--- TASK OBJECTIVE ---
Copy out all of the data below with no alterations.

--- TASK INPUTS ---

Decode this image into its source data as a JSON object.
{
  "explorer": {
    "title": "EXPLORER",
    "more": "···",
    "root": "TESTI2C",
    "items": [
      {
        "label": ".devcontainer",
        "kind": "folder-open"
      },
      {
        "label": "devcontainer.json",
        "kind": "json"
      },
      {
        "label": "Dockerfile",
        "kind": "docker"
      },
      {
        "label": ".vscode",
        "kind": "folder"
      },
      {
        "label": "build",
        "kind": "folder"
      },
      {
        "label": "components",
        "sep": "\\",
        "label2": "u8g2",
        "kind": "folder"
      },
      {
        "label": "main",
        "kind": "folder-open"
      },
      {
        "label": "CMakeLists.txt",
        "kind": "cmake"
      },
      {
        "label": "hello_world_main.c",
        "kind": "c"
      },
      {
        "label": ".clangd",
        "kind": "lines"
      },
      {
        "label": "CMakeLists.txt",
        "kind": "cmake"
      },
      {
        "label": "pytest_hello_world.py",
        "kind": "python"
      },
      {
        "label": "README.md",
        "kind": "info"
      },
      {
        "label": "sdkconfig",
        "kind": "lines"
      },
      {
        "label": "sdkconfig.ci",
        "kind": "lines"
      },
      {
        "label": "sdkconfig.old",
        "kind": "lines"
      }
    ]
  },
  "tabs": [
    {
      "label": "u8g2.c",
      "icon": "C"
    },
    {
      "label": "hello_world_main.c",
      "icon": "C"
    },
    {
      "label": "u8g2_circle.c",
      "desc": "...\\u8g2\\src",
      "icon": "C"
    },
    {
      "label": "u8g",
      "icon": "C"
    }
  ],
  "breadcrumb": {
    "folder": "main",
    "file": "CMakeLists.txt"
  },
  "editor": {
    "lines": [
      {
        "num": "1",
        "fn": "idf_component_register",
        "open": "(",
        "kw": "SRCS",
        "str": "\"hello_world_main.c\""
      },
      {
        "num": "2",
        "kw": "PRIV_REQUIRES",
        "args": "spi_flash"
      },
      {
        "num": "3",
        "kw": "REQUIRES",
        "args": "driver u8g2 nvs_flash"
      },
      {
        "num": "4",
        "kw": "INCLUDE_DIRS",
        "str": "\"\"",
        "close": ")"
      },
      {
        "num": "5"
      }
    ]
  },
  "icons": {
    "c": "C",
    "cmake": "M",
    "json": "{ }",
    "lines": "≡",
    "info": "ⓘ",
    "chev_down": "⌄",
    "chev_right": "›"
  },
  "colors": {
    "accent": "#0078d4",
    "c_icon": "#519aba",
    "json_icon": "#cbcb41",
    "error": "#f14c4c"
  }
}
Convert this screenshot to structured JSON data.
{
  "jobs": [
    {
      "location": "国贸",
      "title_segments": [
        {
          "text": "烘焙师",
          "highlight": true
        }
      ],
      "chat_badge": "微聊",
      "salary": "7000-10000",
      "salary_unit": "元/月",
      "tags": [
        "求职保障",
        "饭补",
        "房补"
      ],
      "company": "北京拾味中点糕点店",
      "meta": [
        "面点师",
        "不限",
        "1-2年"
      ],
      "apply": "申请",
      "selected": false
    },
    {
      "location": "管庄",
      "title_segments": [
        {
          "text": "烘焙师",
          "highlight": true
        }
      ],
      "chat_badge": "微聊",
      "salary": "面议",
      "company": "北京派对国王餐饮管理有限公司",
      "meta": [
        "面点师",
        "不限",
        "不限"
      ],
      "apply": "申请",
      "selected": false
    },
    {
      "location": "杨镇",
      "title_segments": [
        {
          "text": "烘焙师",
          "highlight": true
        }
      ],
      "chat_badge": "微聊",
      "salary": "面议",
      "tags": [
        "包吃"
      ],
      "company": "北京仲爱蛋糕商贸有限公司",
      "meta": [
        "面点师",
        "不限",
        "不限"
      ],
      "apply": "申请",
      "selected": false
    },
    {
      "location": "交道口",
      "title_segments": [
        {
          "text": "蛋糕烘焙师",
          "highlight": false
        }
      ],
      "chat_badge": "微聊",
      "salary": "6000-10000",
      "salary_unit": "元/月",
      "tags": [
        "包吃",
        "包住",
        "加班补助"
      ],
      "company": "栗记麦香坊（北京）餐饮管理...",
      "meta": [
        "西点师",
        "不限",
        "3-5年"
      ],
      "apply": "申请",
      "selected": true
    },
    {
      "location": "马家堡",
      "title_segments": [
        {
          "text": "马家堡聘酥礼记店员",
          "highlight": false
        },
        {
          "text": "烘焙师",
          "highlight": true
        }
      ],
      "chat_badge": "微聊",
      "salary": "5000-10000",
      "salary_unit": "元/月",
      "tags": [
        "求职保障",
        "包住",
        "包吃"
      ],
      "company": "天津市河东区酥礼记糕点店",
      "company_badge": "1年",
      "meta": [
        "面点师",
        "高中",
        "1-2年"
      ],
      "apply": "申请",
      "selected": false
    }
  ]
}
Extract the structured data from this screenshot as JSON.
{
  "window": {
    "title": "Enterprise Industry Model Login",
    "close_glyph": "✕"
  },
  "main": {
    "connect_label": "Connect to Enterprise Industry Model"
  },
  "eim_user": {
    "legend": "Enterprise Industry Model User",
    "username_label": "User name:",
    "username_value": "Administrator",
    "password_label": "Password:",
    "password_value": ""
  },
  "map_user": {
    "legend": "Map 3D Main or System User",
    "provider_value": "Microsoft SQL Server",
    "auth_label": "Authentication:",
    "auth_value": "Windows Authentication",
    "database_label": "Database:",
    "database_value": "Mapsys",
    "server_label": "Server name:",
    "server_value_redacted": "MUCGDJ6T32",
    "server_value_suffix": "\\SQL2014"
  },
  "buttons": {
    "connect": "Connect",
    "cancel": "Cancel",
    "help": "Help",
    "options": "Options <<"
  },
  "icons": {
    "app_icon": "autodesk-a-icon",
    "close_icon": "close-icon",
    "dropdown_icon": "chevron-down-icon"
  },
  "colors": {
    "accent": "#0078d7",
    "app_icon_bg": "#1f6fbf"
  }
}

--- REPLY ---
Decode this image into its source data as a JSON object.
{
  "explorer": {
    "title": "EXPLORER",
    "more": "···",
    "root": "TESTI2C",
    "items": [
      {
        "label": ".devcontainer",
        "kind": "folder-open"
      },
      {
        "label": "devcontainer.json",
        "kind": "json"
      },
      {
        "label": "Dockerfile",
        "kind": "docker"
      },
      {
        "label": ".vscode",
        "kind": "folder"
      },
      {
        "label": "build",
        "kind": "folder"
      },
      {
        "label": "components",
        "sep": "\\",
        "label2": "u8g2",
        "kind": "folder"
      },
      {
        "label": "main",
        "kind": "folder-open"
      },
      {
        "label": "CMakeLists.txt",
        "kind": "cmake"
      },
      {
        "label": "hello_world_main.c",
        "kind": "c"
      },
      {
        "label": ".clangd",
        "kind": "lines"
      },
      {
        "label": "CMakeLists.txt",
        "kind": "cmake"
      },
      {
        "label": "pytest_hello_world.py",
        "kind": "python"
      },
      {
        "label": "README.md",
        "kind": "info"
      },
      {
        "label": "sdkconfig",
        "kind": "lines"
      },
      {
        "label": "sdkconfig.ci",
        "kind": "lines"
      },
      {
        "label": "sdkconfig.old",
        "kind": "lines"
      }
    ]
  },
  "tabs": [
    {
      "label": "u8g2.c",
      "icon": "C"
    },
    {
      "label": "hello_world_main.c",
      "icon": "C"
    },
    {
      "label": "u8g2_circle.c",
      "desc": "...\\u8g2\\src",
      "icon": "C"
    },
    {
      "label": "u8g",
      "icon": "C"
    }
  ],
  "breadcrumb": {
    "folder": "main",
    "file": "CMakeLists.txt"
  },
  "editor": {
    "lines": [
      {
        "num": "1",
        "fn": "idf_component_register",
        "open": "(",
        "kw": "SRCS",
        "str": "\"hello_world_main.c\""
      },
      {
        "num": "2",
        "kw": "PRIV_REQUIRES",
        "args": "spi_flash"
      },
      {
        "num": "3",
        "kw": "REQUIRES",
        "args": "driver u8g2 nvs_flash"
      },
      {
        "num": "4",
        "kw": "INCLUDE_DIRS",
        "str": "\"\"",
        "close": ")"
      },
      {
        "num": "5"
      }
    ]
  },
  "icons": {
    "c": "C",
    "cmake": "M",
    "json": "{ }",
    "lines": "≡",
    "info": "ⓘ",
    "chev_down": "⌄",
    "chev_right": "›"
  },
  "colors": {
    "accent": "#0078d4",
    "c_icon": "#519aba",
    "json_icon": "#cbcb41",
    "error": "#f14c4c"
  }
}
Convert this screenshot to structured JSON data.
{
  "jobs": [
    {
      "location": "国贸",
      "title_segments": [
        {
          "text": "烘焙师",
          "highlight": true
        }
      ],
      "chat_badge": "微聊",
      "salary": "7000-10000",
      "salary_unit": "元/月",
      "tags": [
        "求职保障",
        "饭补",
        "房补"
      ],
      "company": "北京拾味中点糕点店",
      "meta": [
        "面点师",
        "不限",
        "1-2年"
      ],
      "apply": "申请",
      "selected": false
    },
    {
      "location": "管庄",
      "title_segments": [
        {
          "text": "烘焙师",
          "highlight": true
        }
      ],
      "chat_badge": "微聊",
      "salary": "面议",
      "company": "北京派对国王餐饮管理有限公司",
      "meta": [
        "面点师",
        "不限",
        "不限"
      ],
      "apply": "申请",
      "selected": false
    },
    {
      "location": "杨镇",
      "title_segments": [
        {
          "text": "烘焙师",
          "highlight": true
        }
      ],
      "chat_badge": "微聊",
      "salary": "面议",
      "tags": [
        "包吃"
      ],
      "company": "北京仲爱蛋糕商贸有限公司",
      "meta": [
        "面点师",
        "不限",
        "不限"
      ],
      "apply": "申请",
      "selected": false
    },
    {
      "location": "交道口",
      "title_segments": [
        {
          "text": "蛋糕烘焙师",
          "highlight": false
        }
      ],
      "chat_badge": "微聊",
      "salary": "6000-10000",
      "salary_unit": "元/月",
      "tags": [
        "包吃",
        "包住",
        "加班补助"
      ],
      "company": "栗记麦香坊（北京）餐饮管理...",
      "meta": [
        "西点师",
        "不限",
        "3-5年"
      ],
      "apply": "申请",
      "selected": true
    },
    {
      "location": "马家堡",
      "title_segments": [
        {
          "text": "马家堡聘酥礼记店员",
          "highlight": false
        },
        {
          "text": "烘焙师",
          "highlight": true
        }
      ],
      "chat_badge": "微聊",
      "salary": "5000-10000",
      "salary_unit": "元/月",
      "tags": [
        "求职保障",
        "包住",
        "包吃"
      ],
      "company": "天津市河东区酥礼记糕点店",
      "company_badge": "1年",
      "meta": [
        "面点师",
        "高中",
        "1-2年"
      ],
      "apply": "申请",
      "selected": false
    }
  ]
}
Extract the structured data from this screenshot as JSON.
{
  "window": {
    "title": "Enterprise Industry Model Login",
    "close_glyph": "✕"
  },
  "main": {
    "connect_label": "Connect to Enterprise Industry Model"
  },
  "eim_user": {
    "legend": "Enterprise Industry Model User",
    "username_label": "User name:",
    "username_value": "Administrator",
    "password_label": "Password:",
    "password_value": ""
  },
  "map_user": {
    "legend": "Map 3D Main or System User",
    "provider_value": "Microsoft SQL Server",
    "auth_label": "Authentication:",
    "auth_value": "Windows Authentication",
    "database_label": "Database:",
    "database_value": "Mapsys",
    "server_label": "Server name:",
    "server_value_redacted": "MUCGDJ6T32",
    "server_value_suffix": "\\SQL2014"
  },
  "buttons": {
    "connect": "Connect",
    "cancel": "Cancel",
    "help": "Help",
    "options": "Options <<"
  },
  "icons": {
    "app_icon": "autodesk-a-icon",
    "close_icon": "close-icon",
    "dropdown_icon": "chevron-down-icon"
  },
  "colors": {
    "accent": "#0078d7",
    "app_icon_bg": "#1f6fbf"
  }
}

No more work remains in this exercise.